**Directions**
How many lines in the entries below contain "mumkin"? Answer with the number only.

Part of a data file:
— START —

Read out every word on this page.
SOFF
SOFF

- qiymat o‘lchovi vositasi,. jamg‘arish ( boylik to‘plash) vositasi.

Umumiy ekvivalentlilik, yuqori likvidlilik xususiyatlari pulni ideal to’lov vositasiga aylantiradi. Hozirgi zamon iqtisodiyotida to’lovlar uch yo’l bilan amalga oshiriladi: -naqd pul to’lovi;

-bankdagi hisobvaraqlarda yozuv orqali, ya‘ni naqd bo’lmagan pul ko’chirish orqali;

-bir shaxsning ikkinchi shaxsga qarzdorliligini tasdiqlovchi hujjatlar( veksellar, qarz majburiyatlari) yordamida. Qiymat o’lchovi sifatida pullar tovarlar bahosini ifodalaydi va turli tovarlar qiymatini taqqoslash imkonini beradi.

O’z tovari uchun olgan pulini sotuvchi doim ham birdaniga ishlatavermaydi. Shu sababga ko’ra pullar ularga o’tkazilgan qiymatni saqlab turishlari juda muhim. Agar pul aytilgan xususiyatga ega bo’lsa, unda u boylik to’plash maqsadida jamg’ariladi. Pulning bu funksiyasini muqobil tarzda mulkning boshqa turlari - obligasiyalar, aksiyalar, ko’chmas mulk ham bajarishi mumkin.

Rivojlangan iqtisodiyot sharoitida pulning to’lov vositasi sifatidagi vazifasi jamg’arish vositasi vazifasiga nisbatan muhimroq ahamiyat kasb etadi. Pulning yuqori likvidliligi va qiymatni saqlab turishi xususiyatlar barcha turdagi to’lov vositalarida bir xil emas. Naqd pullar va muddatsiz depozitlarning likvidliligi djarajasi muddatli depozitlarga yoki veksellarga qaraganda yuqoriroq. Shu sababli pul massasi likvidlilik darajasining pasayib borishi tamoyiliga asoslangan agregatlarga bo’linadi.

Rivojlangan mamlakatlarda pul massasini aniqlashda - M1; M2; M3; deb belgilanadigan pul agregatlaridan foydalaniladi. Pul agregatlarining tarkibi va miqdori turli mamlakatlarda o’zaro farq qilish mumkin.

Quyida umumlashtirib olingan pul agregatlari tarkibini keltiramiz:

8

— END —
— START —

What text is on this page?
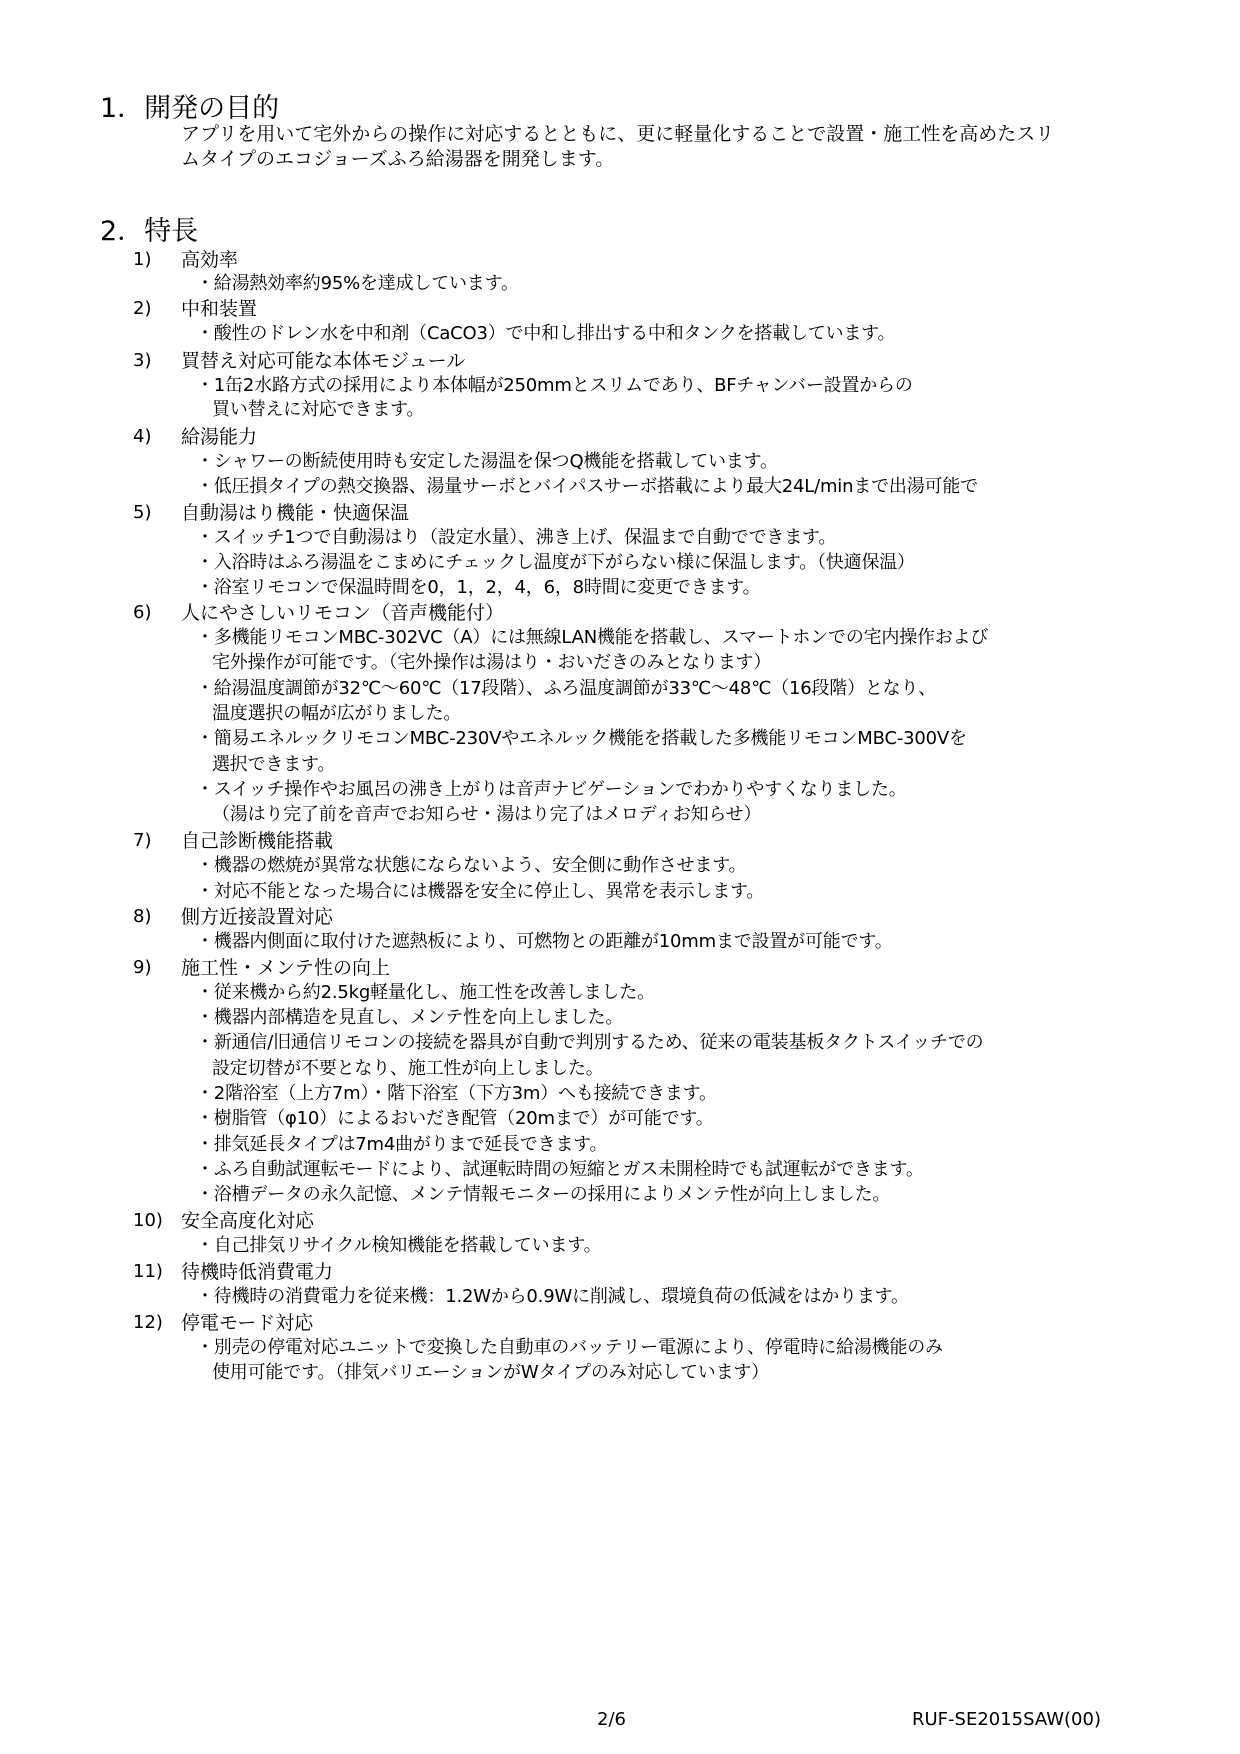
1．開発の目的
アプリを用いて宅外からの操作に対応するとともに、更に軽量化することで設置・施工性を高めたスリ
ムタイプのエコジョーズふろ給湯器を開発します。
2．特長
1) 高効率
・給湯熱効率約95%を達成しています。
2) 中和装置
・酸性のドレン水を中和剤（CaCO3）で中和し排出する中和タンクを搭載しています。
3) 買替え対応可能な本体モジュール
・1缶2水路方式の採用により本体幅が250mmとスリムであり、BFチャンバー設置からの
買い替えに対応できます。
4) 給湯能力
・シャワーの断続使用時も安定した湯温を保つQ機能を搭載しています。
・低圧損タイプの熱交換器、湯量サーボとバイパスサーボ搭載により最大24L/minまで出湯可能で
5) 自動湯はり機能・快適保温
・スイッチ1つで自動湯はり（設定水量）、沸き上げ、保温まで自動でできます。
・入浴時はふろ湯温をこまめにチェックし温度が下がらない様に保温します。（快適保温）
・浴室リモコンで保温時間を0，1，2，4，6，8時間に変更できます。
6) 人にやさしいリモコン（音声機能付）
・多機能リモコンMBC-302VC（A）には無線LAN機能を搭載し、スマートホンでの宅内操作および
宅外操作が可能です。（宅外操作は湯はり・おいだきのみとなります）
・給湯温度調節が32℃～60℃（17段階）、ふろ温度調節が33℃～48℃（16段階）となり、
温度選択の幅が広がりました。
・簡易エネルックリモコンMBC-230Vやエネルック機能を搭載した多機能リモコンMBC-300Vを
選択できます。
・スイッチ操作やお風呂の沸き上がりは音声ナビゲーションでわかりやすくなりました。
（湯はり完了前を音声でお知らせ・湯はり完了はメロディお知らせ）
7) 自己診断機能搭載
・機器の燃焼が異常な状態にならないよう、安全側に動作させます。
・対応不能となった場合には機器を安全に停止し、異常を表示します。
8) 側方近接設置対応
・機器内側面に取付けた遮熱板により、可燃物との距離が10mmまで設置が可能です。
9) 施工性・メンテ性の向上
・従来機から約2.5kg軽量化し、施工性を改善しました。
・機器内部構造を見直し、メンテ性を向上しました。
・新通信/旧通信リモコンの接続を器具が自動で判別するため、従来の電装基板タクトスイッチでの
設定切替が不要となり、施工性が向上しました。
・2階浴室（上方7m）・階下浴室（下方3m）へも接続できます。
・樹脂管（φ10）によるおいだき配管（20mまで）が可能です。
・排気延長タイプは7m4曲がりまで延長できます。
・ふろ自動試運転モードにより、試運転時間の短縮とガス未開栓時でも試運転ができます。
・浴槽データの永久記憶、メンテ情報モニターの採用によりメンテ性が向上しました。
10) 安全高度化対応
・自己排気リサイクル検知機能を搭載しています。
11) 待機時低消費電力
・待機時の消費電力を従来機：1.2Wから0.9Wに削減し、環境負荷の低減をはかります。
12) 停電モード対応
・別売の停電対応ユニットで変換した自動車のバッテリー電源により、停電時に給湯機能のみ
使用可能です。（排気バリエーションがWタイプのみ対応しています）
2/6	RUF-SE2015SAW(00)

— END —

**The result**
2